▶ [Your task]: Report how many lines contain "from"; state the number and nothing else.

Data entries
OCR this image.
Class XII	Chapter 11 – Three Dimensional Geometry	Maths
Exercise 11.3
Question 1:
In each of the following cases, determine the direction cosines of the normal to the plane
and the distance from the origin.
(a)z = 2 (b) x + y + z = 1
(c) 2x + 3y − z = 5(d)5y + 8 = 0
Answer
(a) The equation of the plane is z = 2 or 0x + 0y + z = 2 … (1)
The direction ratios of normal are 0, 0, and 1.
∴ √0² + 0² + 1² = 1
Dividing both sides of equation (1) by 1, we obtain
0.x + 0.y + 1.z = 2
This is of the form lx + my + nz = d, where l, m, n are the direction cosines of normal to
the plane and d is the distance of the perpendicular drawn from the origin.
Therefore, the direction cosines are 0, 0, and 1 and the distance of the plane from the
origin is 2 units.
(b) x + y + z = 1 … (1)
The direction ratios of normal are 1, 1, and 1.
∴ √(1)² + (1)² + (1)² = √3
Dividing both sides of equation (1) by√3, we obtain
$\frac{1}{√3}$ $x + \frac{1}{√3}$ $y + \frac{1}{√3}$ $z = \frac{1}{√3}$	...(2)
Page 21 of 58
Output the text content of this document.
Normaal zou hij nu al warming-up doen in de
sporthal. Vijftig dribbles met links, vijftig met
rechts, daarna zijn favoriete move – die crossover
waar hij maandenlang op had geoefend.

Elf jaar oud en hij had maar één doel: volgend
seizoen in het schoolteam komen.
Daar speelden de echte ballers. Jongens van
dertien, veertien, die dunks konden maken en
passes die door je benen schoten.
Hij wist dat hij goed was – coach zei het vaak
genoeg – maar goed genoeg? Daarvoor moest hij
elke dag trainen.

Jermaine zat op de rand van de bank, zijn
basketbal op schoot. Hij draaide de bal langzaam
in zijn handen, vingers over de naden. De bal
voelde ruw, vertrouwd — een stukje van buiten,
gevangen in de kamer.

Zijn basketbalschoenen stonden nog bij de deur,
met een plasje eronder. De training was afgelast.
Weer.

▶ [The solution]: 3